● 文本摘录
【按:为避免重演2025年2月「椭圆形办公室风暴」,川普、泽伦斯基与美国副总统范斯公开激烈争执的场面,7位欧洲领导人紧急「护航」泽伦斯基的白宫行。曾经,所谓“轴心时代”几大文明,以色列一神教、印度几个宗教、中国儒道、希腊哲学,到现代如晨星陨落,多数不济,只有基督教强似他者,稳坐世界霸权;又曾经,第一次世界大战已经葬送了辉煌的西欧文明,第二次就发生“奥斯维辛”,被称为“上帝不再参与”,对于领了风骚一千年的基督教文明,那还了得?这个文明在四十年间,发生两次世界大战,几乎没人相信它还能存活,而它的后果,是两股浪潮兴起——法西斯主义和共产主义⋯⋯ 艾伦•布卢姆所谓的「知性」还在吗? 】
一、高峰成断隘
七月二十一日是海明威的生日。这汉子是西方的一个文化符号,究竟代表什么,从来没有说清楚过,一向说他“反叛”、“绝望”,其实我看他才是“白左”的鼻祖。
在爱达荷州太阳谷一带家中,海明威手抱猎枪,凝视窗外的Sawtooth山脉……他会想什么?后来他终于对着头颅扣动扳机,于是人们便顺理成章地说,他无非是在想如何把自己像一头野兽一样了结掉,如同他所声称的:“我们要是出手,就有责任杀得干净利索,如果伤害了一头野兽,应该径直把它了结。”
都惋惜他因忧郁而自杀,却很少说那忧郁是因为在非洲狩猎受伤所致。海明威嗜好捕鱼、狩猎、斗牛,那是因为世界没有战争,一有战争他就去当战地记者,否则就在巴黎颓废,呻吟“失去的一代”。两次世界大战之间,造就出他这么一个人物,是所谓“有丈夫气”,一如他的文字风格,称为“明快、简洁对话、克制情绪的描写”(有点鲁迅味道)。
这风格又需配合特别的描写对象,才出得来味道,即具有简朴品格和原始情感的人,如职业拳击手和斗牛士,他的意义因此被中国人解释为“阳刚之气”,好像那就是西欧人的“元气”,一种狩猎文化,大概也是对辉煌的西欧文明衰落的一种回应,似乎只有海明威一个人,不象文艺复兴乃是对中世纪衰落的整体回应,因此让海明威独自一人反而更加耀眼于历史。

数据条目:
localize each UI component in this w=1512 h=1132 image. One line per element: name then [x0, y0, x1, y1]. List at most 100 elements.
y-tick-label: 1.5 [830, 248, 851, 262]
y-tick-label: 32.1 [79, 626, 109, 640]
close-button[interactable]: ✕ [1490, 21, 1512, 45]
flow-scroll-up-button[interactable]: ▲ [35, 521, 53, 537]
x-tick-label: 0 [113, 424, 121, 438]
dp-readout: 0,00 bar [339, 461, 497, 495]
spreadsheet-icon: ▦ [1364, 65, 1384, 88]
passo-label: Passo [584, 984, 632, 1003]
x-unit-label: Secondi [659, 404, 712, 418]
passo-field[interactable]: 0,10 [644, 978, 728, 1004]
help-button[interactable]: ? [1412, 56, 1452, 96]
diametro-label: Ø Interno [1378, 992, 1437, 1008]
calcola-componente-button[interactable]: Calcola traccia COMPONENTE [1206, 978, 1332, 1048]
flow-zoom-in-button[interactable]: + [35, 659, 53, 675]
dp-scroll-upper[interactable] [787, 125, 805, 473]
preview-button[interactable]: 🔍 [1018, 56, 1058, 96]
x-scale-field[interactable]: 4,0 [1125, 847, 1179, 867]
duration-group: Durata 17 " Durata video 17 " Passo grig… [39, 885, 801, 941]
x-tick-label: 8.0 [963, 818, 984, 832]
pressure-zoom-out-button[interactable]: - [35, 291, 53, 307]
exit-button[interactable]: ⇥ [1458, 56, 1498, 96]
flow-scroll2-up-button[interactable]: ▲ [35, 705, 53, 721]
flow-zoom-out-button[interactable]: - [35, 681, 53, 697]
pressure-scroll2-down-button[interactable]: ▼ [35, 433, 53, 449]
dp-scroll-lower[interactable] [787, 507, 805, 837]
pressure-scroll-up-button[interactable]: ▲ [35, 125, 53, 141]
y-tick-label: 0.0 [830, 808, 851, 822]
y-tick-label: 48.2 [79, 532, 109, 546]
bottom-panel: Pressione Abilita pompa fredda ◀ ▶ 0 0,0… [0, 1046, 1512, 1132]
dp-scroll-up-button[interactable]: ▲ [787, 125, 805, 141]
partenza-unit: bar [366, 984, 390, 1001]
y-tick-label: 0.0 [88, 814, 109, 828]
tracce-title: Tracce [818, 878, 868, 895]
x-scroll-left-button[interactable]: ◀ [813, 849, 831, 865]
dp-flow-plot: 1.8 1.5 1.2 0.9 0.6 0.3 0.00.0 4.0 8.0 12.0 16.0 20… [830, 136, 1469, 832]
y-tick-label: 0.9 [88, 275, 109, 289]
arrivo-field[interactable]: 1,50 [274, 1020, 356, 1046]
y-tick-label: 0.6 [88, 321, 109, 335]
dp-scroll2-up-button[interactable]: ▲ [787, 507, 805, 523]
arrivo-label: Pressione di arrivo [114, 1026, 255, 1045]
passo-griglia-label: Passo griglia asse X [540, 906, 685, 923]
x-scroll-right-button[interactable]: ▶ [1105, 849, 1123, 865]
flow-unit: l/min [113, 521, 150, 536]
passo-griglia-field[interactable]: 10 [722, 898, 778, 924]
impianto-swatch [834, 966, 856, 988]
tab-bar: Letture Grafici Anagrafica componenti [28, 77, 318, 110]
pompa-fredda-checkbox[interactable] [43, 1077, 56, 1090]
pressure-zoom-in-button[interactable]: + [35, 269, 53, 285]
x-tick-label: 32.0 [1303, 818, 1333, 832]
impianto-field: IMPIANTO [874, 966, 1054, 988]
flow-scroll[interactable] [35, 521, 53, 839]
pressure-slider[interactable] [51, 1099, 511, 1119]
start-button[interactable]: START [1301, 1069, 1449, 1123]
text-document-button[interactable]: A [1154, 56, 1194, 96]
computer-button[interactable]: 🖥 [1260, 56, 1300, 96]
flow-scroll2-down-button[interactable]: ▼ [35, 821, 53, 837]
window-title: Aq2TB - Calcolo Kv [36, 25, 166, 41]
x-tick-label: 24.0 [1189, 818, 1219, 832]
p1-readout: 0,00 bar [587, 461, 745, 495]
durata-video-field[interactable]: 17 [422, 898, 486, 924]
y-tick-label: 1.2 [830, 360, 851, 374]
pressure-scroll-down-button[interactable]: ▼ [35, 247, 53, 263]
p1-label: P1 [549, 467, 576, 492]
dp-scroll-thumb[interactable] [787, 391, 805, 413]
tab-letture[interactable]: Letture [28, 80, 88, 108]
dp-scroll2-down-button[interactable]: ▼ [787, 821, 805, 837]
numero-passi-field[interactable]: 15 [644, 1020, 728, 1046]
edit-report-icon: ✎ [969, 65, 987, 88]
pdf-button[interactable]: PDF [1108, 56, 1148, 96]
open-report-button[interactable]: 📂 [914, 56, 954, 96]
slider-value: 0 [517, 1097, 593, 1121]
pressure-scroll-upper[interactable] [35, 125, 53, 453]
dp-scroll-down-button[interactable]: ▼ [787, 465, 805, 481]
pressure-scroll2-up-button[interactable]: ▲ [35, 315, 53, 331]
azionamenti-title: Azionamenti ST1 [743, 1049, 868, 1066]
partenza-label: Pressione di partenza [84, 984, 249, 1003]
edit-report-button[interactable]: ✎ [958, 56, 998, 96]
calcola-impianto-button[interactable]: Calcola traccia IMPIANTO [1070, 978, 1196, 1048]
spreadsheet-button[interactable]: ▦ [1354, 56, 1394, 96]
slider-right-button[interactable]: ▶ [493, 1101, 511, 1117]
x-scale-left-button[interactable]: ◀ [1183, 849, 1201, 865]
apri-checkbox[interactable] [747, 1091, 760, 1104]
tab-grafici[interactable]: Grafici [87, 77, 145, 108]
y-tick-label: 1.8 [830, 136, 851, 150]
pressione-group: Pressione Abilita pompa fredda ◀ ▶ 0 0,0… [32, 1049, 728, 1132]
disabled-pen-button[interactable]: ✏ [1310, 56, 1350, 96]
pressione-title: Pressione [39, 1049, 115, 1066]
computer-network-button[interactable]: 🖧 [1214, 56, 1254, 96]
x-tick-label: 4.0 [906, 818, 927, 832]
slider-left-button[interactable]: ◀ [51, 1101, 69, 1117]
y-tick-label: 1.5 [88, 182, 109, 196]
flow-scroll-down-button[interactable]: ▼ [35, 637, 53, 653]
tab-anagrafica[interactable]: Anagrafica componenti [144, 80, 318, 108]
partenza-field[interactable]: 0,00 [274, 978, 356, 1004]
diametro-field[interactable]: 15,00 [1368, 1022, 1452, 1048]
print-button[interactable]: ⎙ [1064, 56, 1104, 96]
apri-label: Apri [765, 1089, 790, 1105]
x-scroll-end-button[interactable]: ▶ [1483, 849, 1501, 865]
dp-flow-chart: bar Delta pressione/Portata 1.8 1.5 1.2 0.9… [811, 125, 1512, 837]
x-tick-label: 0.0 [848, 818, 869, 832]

● 待完成任务
接着谈海明威的文章最后一句往下写。 这些行与谈海明威的文章毫无关联。

● 最终结果
不过海明威那股“气”,又还有些不顺,否则无法解释他笔下的另一类人物,所谓“被剥夺的”(deprived),指失去道德信仰而愤世嫉俗,只关心自己的感情需要的一类人。因此他扣动扳机之前,可能在想别的什么,只是他在上个世纪的中叶,已经看不到什么东西了,遑论后半个世纪的人们?
战后他定居古巴哈瓦那,1958年移居爱达荷州,电视里有一部纪录片却说他是在蒙塔那州,反正是荒凉偏远之地,总之他似乎要远离文明,那个文明则是使用了原子弹之后的一个纯物质文明,看来海明威一点也不喜欢战后繁华的纽约和正在成为帝国的美利坚,反而跑到古巴去跟革命分子卡斯楚勾搭,虽然他只不过是一个马林鱼捕手,那部纪录片显示卡斯楚将他的“胜迹”保存得很好,如同一个古巴的“革命先烈”,从这里可以解读出来,仿佛Lost Generation就是西方最后一代“理想主义者”,他们“失去”的唯一东西就是理想,失去之后就对“文明”绝望,并欣赏革命了。
为什么对文明衰落的回应反而是“阳刚之气”,却不象中国文明衰落之后只剩急躁、怨艾、阴柔、黑厚呢?中国传统断裂之后还有“元气”可寻吗?
可是,海明威后来在苦寒之地的现代化住宅里朝自己头颅开了一枪,那宅子如今已是一个堂皇的博物馆,相比之下,张爱玲却大隐于市,默默死在洛杉矶近乎闹市的一个居室里几天都没人知道,她还没有什么“诺贝尔”陪衬着,谁更有“元气”一些呢?
或许,海明威陷入忧郁之时,十九世纪以来西方文学喋喋不休的那个面对“现代”的恐惧,已经消失了。我曾去普林斯顿大学旁听“现代欧洲作家”这门大课,从俄国的托尔斯泰、果戈理(Gogol)讲起,中间依次还有托玛斯•曼、卡夫卡、艾略特、沃尔夫、加缪等等,都是失去古典依托、站在现代门槛上的一派不知所措,轮到海明威这里,大概也无所谓了。所以汗牛充栋的“文学” 大凡不过是一种感官性、周期性分泌,排泄出来也就了事。高级的排泄物也是精神佳肴,只是滋养不了什么,毋宁是帮助大家排泄一番。民主的结果是流行、平庸,因为大多数人的意志、情趣只能是平庸,但不民主的结果是残暴,二百多年来人类的探索大约如此。世上绝大多数人不再“思想”,也无所谓“终极关怀”。
如果说,人文主义和个性解放,是基督教文明挣脱中世纪而“进步”的一个起点,那么,它创造的资本主义原始积累和全球贸易,以及带来的争夺世界霸权的竞争,就成为诱发法西斯主义、共产主义、一党独裁的另一个起点,此前欧洲的思想、哲学,无论多么深刻,何曾应付得了这样的人间恶魔?倒回头去看,西欧如果继续在神权统治之下,它大概没有力量向全球扩张,而世界其他地方不受欧洲思潮污染,各自的宗教、传统不至崩溃,反而是相安无事。
二、莫名其妙的「挫折」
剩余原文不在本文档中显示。